Problem details: Write out the full set of records below exactly.

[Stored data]
___

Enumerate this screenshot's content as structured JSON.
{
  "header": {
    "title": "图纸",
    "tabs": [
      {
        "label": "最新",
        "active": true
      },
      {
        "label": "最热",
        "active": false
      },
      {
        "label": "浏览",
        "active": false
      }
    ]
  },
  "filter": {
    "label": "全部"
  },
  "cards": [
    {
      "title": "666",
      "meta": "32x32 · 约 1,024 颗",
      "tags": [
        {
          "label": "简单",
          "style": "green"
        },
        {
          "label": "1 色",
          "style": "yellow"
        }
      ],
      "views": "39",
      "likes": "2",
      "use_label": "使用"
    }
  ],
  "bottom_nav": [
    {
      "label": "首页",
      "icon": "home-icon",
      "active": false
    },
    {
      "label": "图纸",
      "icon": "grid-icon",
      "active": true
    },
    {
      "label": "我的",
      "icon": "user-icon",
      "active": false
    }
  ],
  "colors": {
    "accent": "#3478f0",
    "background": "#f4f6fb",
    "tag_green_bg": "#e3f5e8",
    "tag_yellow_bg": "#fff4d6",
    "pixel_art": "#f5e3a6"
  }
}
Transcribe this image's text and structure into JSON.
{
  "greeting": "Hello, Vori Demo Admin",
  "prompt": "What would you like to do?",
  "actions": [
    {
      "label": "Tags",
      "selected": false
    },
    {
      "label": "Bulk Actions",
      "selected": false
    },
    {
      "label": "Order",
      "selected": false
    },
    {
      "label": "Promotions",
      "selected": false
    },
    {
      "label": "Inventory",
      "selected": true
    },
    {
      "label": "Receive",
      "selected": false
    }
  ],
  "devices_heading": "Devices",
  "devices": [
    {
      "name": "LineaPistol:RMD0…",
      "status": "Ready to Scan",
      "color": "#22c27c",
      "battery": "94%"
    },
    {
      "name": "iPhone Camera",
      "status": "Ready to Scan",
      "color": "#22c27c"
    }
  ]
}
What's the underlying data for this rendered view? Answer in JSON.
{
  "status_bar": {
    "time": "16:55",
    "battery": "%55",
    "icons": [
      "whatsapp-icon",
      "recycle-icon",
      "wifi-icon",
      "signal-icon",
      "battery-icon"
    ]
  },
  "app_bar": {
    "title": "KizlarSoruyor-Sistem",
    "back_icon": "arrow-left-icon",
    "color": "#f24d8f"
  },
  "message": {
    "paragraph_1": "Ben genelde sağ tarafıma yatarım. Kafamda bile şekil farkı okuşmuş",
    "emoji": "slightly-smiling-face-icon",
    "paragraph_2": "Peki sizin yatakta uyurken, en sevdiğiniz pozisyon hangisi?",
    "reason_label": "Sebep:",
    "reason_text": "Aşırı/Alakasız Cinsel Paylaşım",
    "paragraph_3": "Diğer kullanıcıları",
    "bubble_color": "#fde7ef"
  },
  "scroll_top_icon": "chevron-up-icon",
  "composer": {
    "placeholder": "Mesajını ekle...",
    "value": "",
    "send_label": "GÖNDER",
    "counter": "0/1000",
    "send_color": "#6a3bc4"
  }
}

___

Written answer:
Enumerate this screenshot's content as structured JSON.
{
  "header": {
    "title": "图纸",
    "tabs": [
      {
        "label": "最新",
        "active": true
      },
      {
        "label": "最热",
        "active": false
      },
      {
        "label": "浏览",
        "active": false
      }
    ]
  },
  "filter": {
    "label": "全部"
  },
  "cards": [
    {
      "title": "666",
      "meta": "32x32 · 约 1,024 颗",
      "tags": [
        {
          "label": "简单",
          "style": "green"
        },
        {
          "label": "1 色",
          "style": "yellow"
        }
      ],
      "views": "39",
      "likes": "2",
      "use_label": "使用"
    }
  ],
  "bottom_nav": [
    {
      "label": "首页",
      "icon": "home-icon",
      "active": false
    },
    {
      "label": "图纸",
      "icon": "grid-icon",
      "active": true
    },
    {
      "label": "我的",
      "icon": "user-icon",
      "active": false
    }
  ],
  "colors": {
    "accent": "#3478f0",
    "background": "#f4f6fb",
    "tag_green_bg": "#e3f5e8",
    "tag_yellow_bg": "#fff4d6",
    "pixel_art": "#f5e3a6"
  }
}
Transcribe this image's text and structure into JSON.
{
  "greeting": "Hello, Vori Demo Admin",
  "prompt": "What would you like to do?",
  "actions": [
    {
      "label": "Tags",
      "selected": false
    },
    {
      "label": "Bulk Actions",
      "selected": false
    },
    {
      "label": "Order",
      "selected": false
    },
    {
      "label": "Promotions",
      "selected": false
    },
    {
      "label": "Inventory",
      "selected": true
    },
    {
      "label": "Receive",
      "selected": false
    }
  ],
  "devices_heading": "Devices",
  "devices": [
    {
      "name": "LineaPistol:RMD0…",
      "status": "Ready to Scan",
      "color": "#22c27c",
      "battery": "94%"
    },
    {
      "name": "iPhone Camera",
      "status": "Ready to Scan",
      "color": "#22c27c"
    }
  ]
}
What's the underlying data for this rendered view? Answer in JSON.
{
  "status_bar": {
    "time": "16:55",
    "battery": "%55",
    "icons": [
      "whatsapp-icon",
      "recycle-icon",
      "wifi-icon",
      "signal-icon",
      "battery-icon"
    ]
  },
  "app_bar": {
    "title": "KizlarSoruyor-Sistem",
    "back_icon": "arrow-left-icon",
    "color": "#f24d8f"
  },
  "message": {
    "paragraph_1": "Ben genelde sağ tarafıma yatarım. Kafamda bile şekil farkı okuşmuş",
    "emoji": "slightly-smiling-face-icon",
    "paragraph_2": "Peki sizin yatakta uyurken, en sevdiğiniz pozisyon hangisi?",
    "reason_label": "Sebep:",
    "reason_text": "Aşırı/Alakasız Cinsel Paylaşım",
    "paragraph_3": "Diğer kullanıcıları",
    "bubble_color": "#fde7ef"
  },
  "scroll_top_icon": "chevron-up-icon",
  "composer": {
    "placeholder": "Mesajını ekle...",
    "value": "",
    "send_label": "GÖNDER",
    "counter": "0/1000",
    "send_color": "#6a3bc4"
  }
}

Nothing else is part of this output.